→ WORK TO COMPLETE:
Determine which lines of the records include the word "为阿伏加德罗常数的值", and copy them.
____ EXERCISE MATERIAL
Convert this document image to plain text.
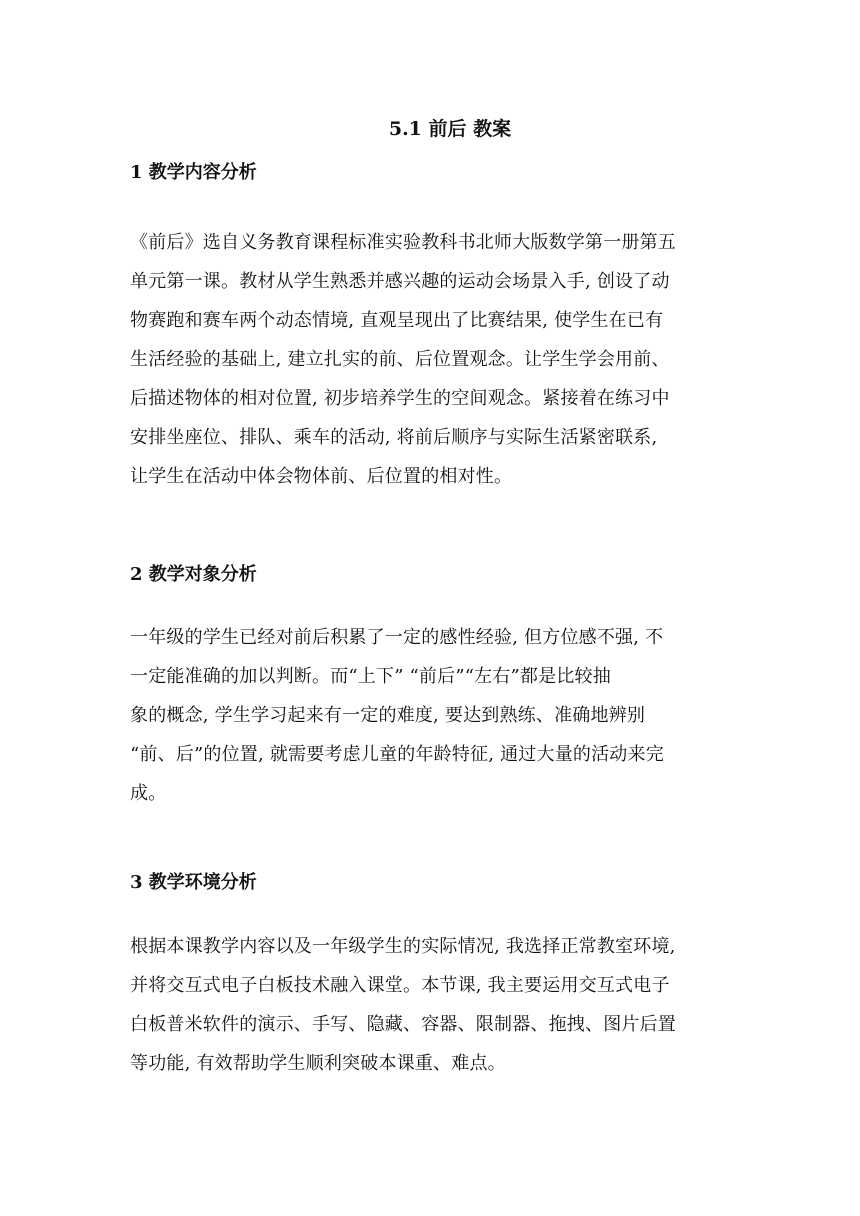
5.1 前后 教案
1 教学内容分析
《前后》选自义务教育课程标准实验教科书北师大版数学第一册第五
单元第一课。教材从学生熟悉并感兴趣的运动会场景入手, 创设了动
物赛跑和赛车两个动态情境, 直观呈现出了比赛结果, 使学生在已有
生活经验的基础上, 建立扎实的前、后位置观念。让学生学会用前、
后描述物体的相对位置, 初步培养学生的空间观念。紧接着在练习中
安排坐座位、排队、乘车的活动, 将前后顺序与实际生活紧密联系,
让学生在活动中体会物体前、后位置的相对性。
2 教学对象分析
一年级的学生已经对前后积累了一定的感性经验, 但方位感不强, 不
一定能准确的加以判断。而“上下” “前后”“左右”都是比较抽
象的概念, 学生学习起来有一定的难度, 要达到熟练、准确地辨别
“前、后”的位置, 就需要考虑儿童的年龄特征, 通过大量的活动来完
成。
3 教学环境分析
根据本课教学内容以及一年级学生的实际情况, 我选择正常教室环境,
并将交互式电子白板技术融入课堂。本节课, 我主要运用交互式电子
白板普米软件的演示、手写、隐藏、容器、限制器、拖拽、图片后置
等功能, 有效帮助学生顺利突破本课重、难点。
________
____ EXERCISE MATERIAL
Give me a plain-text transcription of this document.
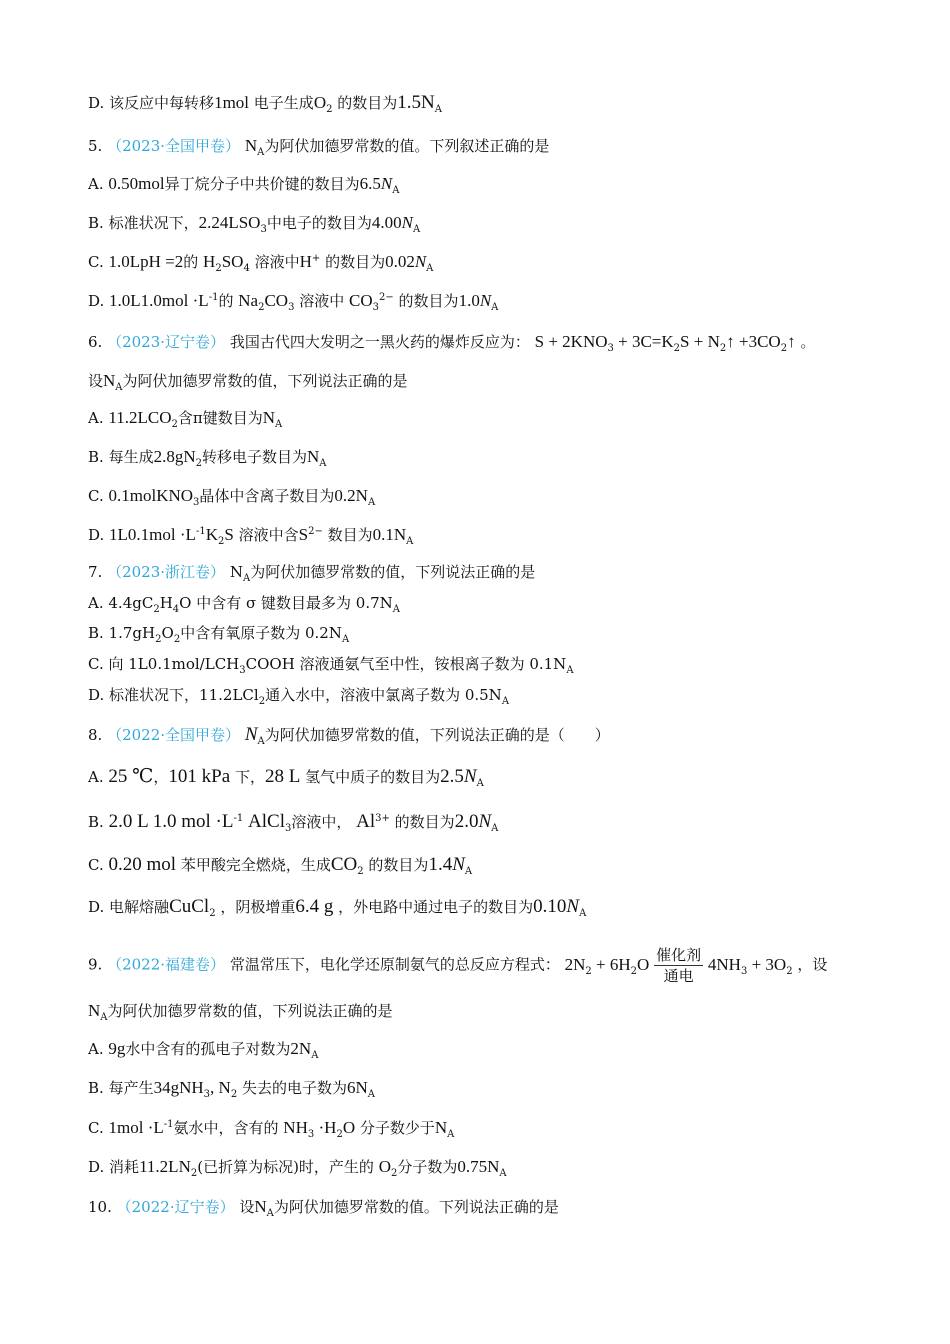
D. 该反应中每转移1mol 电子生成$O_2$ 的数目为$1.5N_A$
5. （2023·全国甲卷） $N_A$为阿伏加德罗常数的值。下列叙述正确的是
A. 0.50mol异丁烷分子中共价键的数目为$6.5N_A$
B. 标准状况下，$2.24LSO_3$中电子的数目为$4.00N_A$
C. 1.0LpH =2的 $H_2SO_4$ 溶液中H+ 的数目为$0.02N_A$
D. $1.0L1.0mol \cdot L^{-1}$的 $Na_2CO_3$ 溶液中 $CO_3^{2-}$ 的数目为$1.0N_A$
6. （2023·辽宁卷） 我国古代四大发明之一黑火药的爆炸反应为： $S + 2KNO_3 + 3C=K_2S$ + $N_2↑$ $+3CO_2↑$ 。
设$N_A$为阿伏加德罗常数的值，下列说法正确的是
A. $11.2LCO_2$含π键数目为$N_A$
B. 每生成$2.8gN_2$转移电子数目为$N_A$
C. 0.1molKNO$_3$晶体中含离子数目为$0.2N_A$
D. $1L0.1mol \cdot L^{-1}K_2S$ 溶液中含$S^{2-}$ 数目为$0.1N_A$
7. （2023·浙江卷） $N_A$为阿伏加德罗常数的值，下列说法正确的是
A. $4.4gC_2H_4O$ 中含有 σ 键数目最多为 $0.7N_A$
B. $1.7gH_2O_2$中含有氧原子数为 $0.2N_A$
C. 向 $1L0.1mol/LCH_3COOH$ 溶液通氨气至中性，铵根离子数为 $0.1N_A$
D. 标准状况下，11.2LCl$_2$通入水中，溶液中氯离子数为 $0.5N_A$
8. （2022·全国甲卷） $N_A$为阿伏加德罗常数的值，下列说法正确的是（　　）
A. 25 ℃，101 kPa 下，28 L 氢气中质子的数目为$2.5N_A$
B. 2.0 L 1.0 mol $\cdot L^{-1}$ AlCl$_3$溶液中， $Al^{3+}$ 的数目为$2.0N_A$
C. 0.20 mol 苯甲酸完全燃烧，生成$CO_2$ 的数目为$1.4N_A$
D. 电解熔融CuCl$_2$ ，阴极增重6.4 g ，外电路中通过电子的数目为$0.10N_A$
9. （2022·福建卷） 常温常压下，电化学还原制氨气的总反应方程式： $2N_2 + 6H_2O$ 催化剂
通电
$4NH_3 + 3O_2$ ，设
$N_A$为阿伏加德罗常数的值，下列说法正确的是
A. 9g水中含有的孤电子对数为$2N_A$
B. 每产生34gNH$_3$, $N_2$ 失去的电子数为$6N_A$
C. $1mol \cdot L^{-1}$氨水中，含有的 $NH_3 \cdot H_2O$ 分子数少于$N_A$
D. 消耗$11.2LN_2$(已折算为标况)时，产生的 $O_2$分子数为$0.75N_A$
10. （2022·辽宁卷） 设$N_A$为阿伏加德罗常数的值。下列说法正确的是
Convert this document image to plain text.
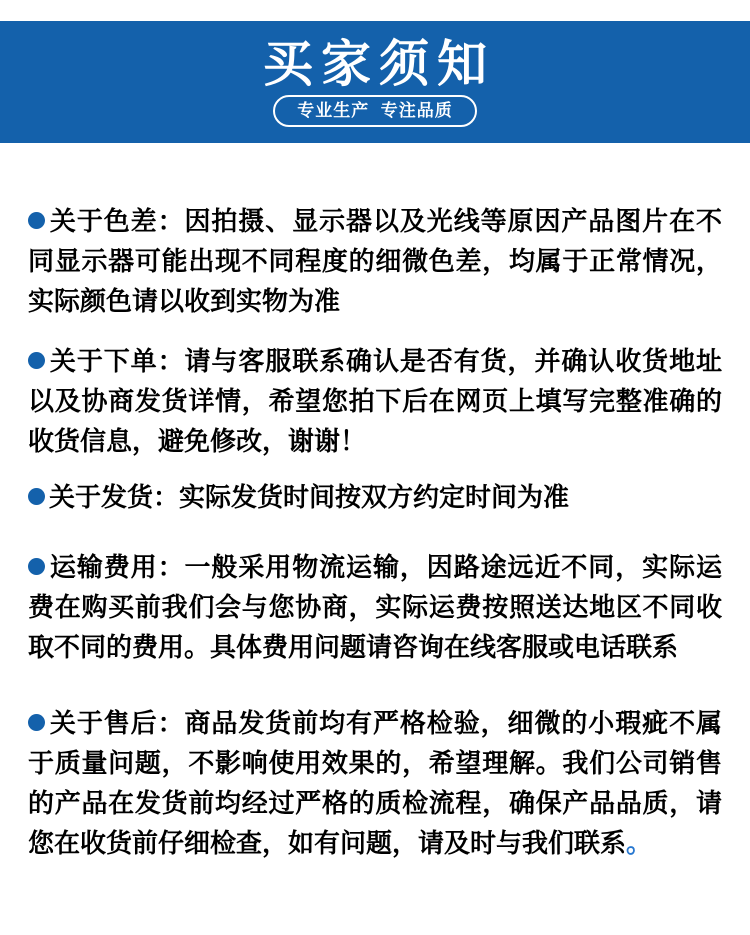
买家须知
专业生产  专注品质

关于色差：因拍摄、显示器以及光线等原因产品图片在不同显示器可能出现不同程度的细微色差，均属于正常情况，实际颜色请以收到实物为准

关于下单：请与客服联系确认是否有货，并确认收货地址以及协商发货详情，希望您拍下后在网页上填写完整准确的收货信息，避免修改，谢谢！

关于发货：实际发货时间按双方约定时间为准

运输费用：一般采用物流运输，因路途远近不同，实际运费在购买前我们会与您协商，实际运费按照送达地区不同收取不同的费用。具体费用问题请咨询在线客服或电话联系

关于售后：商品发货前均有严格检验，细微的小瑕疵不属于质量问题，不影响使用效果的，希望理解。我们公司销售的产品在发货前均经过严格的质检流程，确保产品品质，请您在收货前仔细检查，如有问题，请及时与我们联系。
________
→ TASK RESULT:
5. （2023·全国甲卷） $N_A$为阿伏加德罗常数的值。下列叙述正确的是
设$N_A$为阿伏加德罗常数的值，下列说法正确的是
7. （2023·浙江卷） $N_A$为阿伏加德罗常数的值，下列说法正确的是
8. （2022·全国甲卷） $N_A$为阿伏加德罗常数的值，下列说法正确的是（　　）
$N_A$为阿伏加德罗常数的值，下列说法正确的是
10. （2022·辽宁卷） 设$N_A$为阿伏加德罗常数的值。下列说法正确的是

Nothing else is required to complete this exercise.